*PROVIDED RECORDS*
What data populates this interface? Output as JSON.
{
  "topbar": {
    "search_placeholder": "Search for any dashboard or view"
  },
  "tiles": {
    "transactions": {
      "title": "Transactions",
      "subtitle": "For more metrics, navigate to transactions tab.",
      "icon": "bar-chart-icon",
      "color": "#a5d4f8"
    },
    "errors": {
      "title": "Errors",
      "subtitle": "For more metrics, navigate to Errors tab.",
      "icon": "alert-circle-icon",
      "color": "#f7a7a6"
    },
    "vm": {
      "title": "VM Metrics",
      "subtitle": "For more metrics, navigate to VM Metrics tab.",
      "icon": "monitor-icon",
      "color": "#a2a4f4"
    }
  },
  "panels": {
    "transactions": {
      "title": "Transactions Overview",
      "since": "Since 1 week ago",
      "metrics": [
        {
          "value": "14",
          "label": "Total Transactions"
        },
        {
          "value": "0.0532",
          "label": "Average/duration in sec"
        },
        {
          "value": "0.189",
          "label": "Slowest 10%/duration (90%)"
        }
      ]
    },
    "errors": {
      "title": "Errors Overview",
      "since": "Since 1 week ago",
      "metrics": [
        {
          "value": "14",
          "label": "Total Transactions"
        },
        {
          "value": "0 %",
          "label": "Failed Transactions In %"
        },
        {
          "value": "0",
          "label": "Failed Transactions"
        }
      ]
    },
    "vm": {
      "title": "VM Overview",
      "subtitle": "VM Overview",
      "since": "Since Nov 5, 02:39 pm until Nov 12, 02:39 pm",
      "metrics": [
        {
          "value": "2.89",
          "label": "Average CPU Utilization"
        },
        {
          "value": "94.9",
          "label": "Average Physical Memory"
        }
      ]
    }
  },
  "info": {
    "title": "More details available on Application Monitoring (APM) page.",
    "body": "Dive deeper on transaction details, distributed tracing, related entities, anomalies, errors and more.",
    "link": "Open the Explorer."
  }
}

*SHORT EXERCISE*
From the records above, extract every line exactly as it stands.

*ANSWER FOR THIS EXERCISE*
What data populates this interface? Output as JSON.
{
  "topbar": {
    "search_placeholder": "Search for any dashboard or view"
  },
  "tiles": {
    "transactions": {
      "title": "Transactions",
      "subtitle": "For more metrics, navigate to transactions tab.",
      "icon": "bar-chart-icon",
      "color": "#a5d4f8"
    },
    "errors": {
      "title": "Errors",
      "subtitle": "For more metrics, navigate to Errors tab.",
      "icon": "alert-circle-icon",
      "color": "#f7a7a6"
    },
    "vm": {
      "title": "VM Metrics",
      "subtitle": "For more metrics, navigate to VM Metrics tab.",
      "icon": "monitor-icon",
      "color": "#a2a4f4"
    }
  },
  "panels": {
    "transactions": {
      "title": "Transactions Overview",
      "since": "Since 1 week ago",
      "metrics": [
        {
          "value": "14",
          "label": "Total Transactions"
        },
        {
          "value": "0.0532",
          "label": "Average/duration in sec"
        },
        {
          "value": "0.189",
          "label": "Slowest 10%/duration (90%)"
        }
      ]
    },
    "errors": {
      "title": "Errors Overview",
      "since": "Since 1 week ago",
      "metrics": [
        {
          "value": "14",
          "label": "Total Transactions"
        },
        {
          "value": "0 %",
          "label": "Failed Transactions In %"
        },
        {
          "value": "0",
          "label": "Failed Transactions"
        }
      ]
    },
    "vm": {
      "title": "VM Overview",
      "subtitle": "VM Overview",
      "since": "Since Nov 5, 02:39 pm until Nov 12, 02:39 pm",
      "metrics": [
        {
          "value": "2.89",
          "label": "Average CPU Utilization"
        },
        {
          "value": "94.9",
          "label": "Average Physical Memory"
        }
      ]
    }
  },
  "info": {
    "title": "More details available on Application Monitoring (APM) page.",
    "body": "Dive deeper on transaction details, distributed tracing, related entities, anomalies, errors and more.",
    "link": "Open the Explorer."
  }
}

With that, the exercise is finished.